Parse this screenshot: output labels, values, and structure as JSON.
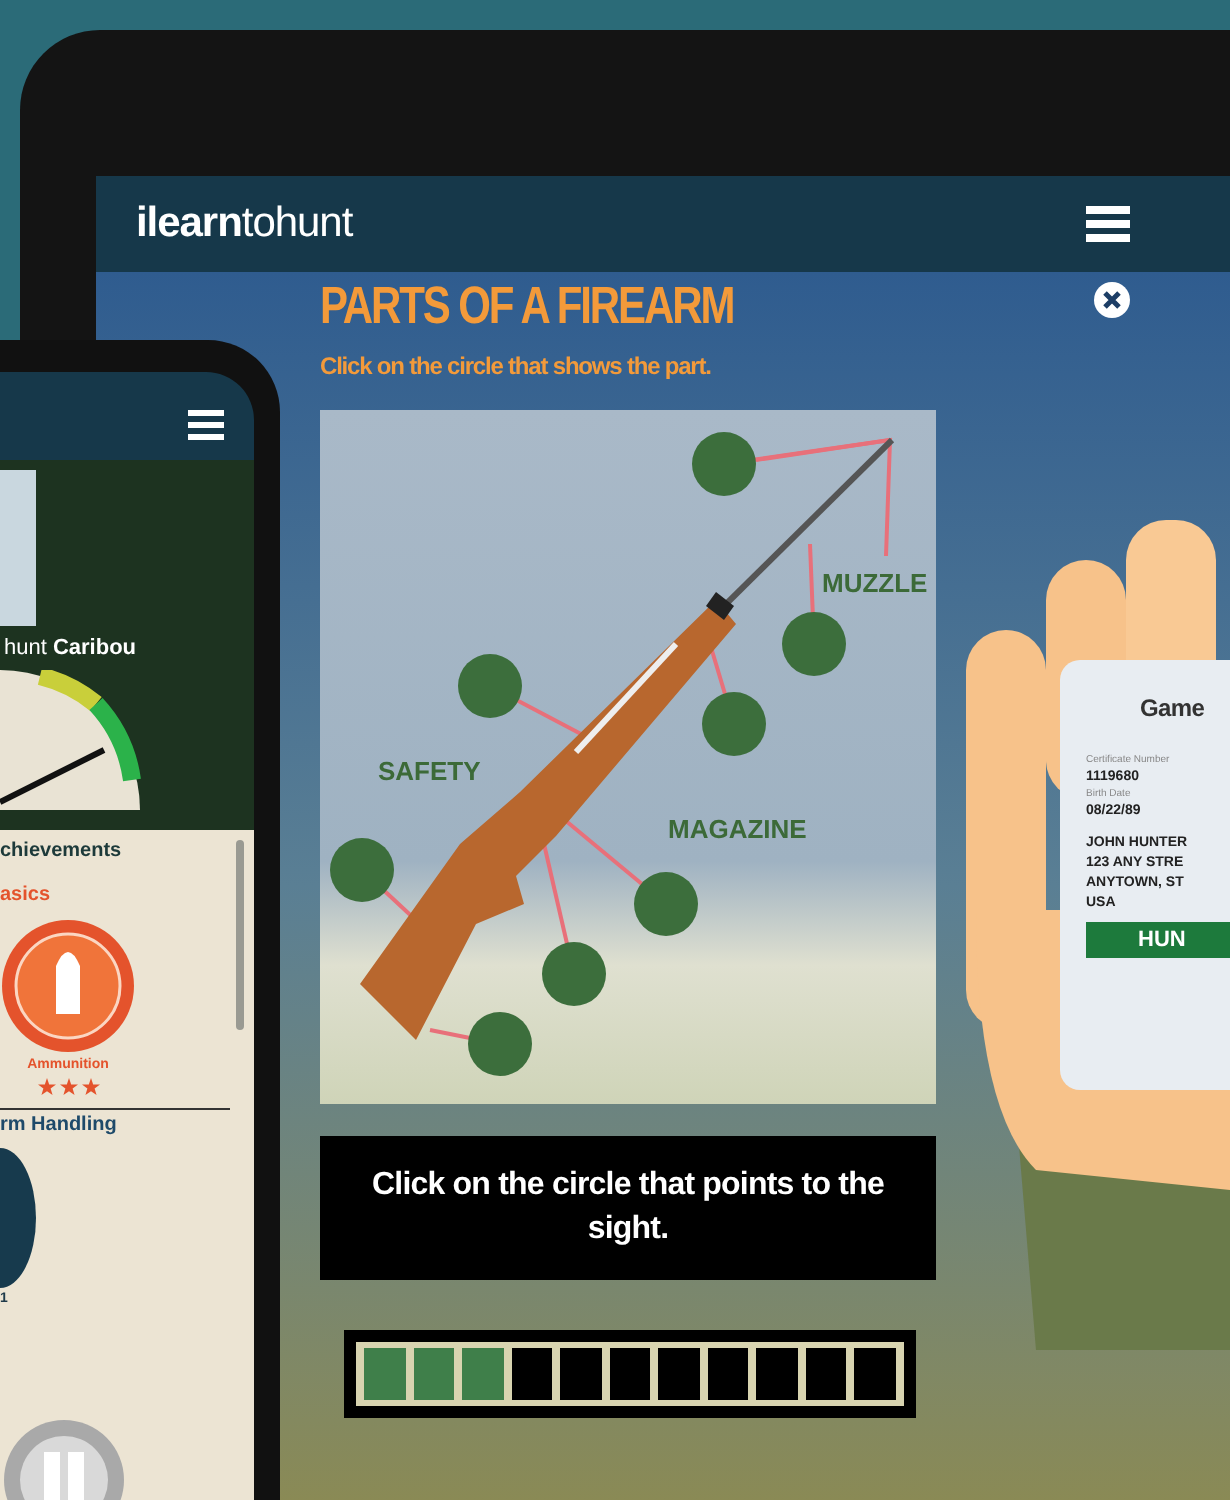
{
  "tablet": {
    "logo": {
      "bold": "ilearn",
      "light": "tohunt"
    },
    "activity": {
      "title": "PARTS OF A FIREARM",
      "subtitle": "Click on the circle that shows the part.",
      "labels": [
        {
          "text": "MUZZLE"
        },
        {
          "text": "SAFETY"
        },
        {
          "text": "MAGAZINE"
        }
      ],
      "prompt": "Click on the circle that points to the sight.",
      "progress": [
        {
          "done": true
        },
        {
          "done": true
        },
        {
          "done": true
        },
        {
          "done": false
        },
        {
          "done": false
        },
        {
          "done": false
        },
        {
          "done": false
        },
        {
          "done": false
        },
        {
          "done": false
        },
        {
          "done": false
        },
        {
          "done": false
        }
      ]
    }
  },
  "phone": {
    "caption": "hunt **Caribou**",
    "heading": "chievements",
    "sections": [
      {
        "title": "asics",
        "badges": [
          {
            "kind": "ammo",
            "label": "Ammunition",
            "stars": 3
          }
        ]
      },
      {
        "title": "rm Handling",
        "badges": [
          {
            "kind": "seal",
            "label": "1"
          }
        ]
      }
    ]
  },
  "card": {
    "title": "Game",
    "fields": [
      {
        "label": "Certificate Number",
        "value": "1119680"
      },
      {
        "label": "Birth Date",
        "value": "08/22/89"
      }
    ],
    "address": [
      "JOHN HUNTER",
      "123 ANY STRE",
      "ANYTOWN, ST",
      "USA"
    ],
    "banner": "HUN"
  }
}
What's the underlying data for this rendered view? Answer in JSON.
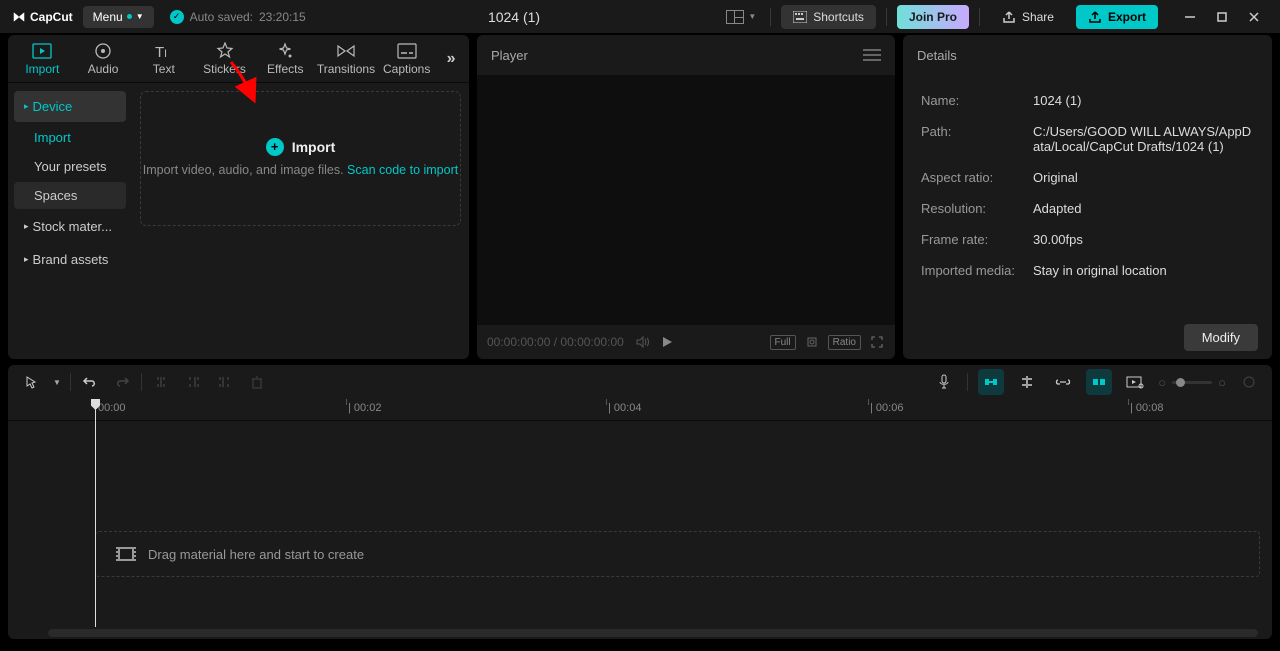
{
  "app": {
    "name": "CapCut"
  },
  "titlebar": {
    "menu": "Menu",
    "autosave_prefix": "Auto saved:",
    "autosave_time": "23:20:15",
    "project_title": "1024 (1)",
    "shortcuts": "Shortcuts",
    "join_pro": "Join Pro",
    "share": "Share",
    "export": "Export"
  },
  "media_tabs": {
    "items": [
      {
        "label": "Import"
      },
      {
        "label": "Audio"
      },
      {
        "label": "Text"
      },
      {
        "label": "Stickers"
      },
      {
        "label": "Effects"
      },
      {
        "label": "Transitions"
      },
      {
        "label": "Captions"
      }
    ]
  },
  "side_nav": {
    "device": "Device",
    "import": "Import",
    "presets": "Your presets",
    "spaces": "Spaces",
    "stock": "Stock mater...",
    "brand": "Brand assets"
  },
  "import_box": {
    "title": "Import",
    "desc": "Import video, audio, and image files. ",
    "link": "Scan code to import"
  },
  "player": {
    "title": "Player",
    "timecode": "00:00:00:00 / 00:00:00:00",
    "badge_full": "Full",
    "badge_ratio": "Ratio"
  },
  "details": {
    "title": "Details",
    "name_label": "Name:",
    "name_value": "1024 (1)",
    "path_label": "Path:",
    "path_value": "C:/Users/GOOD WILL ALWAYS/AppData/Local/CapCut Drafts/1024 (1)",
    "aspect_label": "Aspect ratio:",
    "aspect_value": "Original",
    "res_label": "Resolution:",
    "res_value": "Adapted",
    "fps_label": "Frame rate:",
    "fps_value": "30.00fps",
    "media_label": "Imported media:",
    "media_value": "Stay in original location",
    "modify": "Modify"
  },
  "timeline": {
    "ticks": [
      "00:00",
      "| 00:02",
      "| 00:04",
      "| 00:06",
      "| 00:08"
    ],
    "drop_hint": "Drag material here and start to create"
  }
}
------
### PROBLEM STATEMENT
Reproduce the material word for word, minus the images.

### ANSWER FOR THIS EXERCISE
Parse this screenshot: output labels, values, and structure as JSON.
{
  "tablet": {
    "logo": {
      "bold": "ilearn",
      "light": "tohunt"
    },
    "activity": {
      "title": "PARTS OF A FIREARM",
      "subtitle": "Click on the circle that shows the part.",
      "labels": [
        {
          "text": "MUZZLE"
        },
        {
          "text": "SAFETY"
        },
        {
          "text": "MAGAZINE"
        }
      ],
      "prompt": "Click on the circle that points to the sight.",
      "progress": [
        {
          "done": true
        },
        {
          "done": true
        },
        {
          "done": true
        },
        {
          "done": false
        },
        {
          "done": false
        },
        {
          "done": false
        },
        {
          "done": false
        },
        {
          "done": false
        },
        {
          "done": false
        },
        {
          "done": false
        },
        {
          "done": false
        }
      ]
    }
  },
  "phone": {
    "caption": "hunt **Caribou**",
    "heading": "chievements",
    "sections": [
      {
        "title": "asics",
        "badges": [
          {
            "kind": "ammo",
            "label": "Ammunition",
            "stars": 3
          }
        ]
      },
      {
        "title": "rm Handling",
        "badges": [
          {
            "kind": "seal",
            "label": "1"
          }
        ]
      }
    ]
  },
  "card": {
    "title": "Game",
    "fields": [
      {
        "label": "Certificate Number",
        "value": "1119680"
      },
      {
        "label": "Birth Date",
        "value": "08/22/89"
      }
    ],
    "address": [
      "JOHN HUNTER",
      "123 ANY STRE",
      "ANYTOWN, ST",
      "USA"
    ],
    "banner": "HUN"
  }
}
What's the underlying data for this rendered view? Answer in JSON.
{
  "app": {
    "name": "CapCut"
  },
  "titlebar": {
    "menu": "Menu",
    "autosave_prefix": "Auto saved:",
    "autosave_time": "23:20:15",
    "project_title": "1024 (1)",
    "shortcuts": "Shortcuts",
    "join_pro": "Join Pro",
    "share": "Share",
    "export": "Export"
  },
  "media_tabs": {
    "items": [
      {
        "label": "Import"
      },
      {
        "label": "Audio"
      },
      {
        "label": "Text"
      },
      {
        "label": "Stickers"
      },
      {
        "label": "Effects"
      },
      {
        "label": "Transitions"
      },
      {
        "label": "Captions"
      }
    ]
  },
  "side_nav": {
    "device": "Device",
    "import": "Import",
    "presets": "Your presets",
    "spaces": "Spaces",
    "stock": "Stock mater...",
    "brand": "Brand assets"
  },
  "import_box": {
    "title": "Import",
    "desc": "Import video, audio, and image files. ",
    "link": "Scan code to import"
  },
  "player": {
    "title": "Player",
    "timecode": "00:00:00:00 / 00:00:00:00",
    "badge_full": "Full",
    "badge_ratio": "Ratio"
  },
  "details": {
    "title": "Details",
    "name_label": "Name:",
    "name_value": "1024 (1)",
    "path_label": "Path:",
    "path_value": "C:/Users/GOOD WILL ALWAYS/AppData/Local/CapCut Drafts/1024 (1)",
    "aspect_label": "Aspect ratio:",
    "aspect_value": "Original",
    "res_label": "Resolution:",
    "res_value": "Adapted",
    "fps_label": "Frame rate:",
    "fps_value": "30.00fps",
    "media_label": "Imported media:",
    "media_value": "Stay in original location",
    "modify": "Modify"
  },
  "timeline": {
    "ticks": [
      "00:00",
      "| 00:02",
      "| 00:04",
      "| 00:06",
      "| 00:08"
    ],
    "drop_hint": "Drag material here and start to create"
  }
}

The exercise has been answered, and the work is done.